Written request:
Tally the lines in the records underneath that contain the string "trending", and state the figure by itself.

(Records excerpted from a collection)
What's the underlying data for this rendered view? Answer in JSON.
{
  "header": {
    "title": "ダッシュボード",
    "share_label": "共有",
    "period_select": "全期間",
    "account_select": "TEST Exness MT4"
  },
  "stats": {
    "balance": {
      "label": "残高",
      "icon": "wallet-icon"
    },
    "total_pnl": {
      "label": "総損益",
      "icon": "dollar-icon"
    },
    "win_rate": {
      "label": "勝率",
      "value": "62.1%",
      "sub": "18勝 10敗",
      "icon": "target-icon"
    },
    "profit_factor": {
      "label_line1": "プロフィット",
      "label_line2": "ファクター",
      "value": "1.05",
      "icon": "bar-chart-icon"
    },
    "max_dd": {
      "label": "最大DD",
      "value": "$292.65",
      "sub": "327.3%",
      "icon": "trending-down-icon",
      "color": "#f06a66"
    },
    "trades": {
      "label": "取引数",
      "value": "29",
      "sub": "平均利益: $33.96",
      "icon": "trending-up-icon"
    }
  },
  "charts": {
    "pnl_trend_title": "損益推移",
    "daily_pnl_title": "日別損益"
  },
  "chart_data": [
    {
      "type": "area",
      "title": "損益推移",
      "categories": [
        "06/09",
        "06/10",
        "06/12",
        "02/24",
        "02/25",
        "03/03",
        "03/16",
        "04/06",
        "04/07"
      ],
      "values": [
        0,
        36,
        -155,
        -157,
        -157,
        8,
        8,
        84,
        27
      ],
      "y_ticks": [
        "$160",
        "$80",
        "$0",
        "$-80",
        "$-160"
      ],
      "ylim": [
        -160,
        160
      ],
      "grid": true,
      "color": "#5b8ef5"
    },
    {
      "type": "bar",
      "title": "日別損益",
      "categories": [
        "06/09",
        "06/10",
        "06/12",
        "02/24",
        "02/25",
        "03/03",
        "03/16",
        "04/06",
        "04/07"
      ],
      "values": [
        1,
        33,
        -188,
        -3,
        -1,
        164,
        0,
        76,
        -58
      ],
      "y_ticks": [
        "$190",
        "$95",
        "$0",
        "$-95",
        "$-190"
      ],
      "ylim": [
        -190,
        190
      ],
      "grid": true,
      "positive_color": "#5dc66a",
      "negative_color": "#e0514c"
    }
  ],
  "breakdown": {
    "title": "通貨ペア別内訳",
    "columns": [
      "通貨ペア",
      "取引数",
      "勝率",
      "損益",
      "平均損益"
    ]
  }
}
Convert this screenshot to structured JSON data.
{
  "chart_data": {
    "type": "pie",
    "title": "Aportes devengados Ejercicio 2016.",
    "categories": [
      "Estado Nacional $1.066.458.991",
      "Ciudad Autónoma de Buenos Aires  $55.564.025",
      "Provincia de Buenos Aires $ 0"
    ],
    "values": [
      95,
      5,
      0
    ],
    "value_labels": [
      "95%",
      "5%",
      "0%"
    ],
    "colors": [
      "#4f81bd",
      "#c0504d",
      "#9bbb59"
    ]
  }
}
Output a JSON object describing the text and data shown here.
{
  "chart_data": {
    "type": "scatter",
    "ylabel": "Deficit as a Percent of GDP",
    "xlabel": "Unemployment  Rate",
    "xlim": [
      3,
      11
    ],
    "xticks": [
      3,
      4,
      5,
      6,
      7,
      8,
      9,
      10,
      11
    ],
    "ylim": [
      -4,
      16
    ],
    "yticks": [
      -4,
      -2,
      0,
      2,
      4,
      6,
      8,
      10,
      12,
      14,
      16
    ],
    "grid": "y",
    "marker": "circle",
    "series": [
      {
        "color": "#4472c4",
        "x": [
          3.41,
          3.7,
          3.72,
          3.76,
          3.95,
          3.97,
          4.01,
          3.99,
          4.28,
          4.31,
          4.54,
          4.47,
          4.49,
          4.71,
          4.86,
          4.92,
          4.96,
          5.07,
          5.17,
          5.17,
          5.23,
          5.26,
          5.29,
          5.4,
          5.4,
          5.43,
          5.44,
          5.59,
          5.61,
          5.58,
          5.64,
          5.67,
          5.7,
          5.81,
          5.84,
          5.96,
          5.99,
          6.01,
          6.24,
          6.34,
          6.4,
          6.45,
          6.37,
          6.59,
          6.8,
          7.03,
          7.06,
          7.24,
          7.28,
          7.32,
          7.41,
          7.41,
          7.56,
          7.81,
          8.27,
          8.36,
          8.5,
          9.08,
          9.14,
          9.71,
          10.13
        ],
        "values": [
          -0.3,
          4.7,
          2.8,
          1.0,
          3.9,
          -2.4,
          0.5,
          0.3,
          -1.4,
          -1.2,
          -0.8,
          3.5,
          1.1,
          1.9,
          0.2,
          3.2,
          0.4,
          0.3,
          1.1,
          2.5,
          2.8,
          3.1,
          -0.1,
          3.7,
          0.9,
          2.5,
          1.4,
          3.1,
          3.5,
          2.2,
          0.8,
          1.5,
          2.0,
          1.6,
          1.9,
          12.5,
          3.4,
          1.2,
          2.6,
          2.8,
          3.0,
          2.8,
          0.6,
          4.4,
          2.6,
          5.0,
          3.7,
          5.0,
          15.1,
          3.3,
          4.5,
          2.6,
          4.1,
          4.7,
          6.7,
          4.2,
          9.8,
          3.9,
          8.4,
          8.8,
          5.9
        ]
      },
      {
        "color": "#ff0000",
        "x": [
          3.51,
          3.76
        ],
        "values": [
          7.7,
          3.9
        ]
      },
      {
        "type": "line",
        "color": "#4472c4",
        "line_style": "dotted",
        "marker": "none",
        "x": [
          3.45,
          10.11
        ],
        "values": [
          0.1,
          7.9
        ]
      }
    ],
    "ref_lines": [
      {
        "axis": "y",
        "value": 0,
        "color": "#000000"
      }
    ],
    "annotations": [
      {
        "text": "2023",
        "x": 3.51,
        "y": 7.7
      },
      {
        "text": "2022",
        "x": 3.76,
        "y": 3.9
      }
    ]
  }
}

Task answer:
2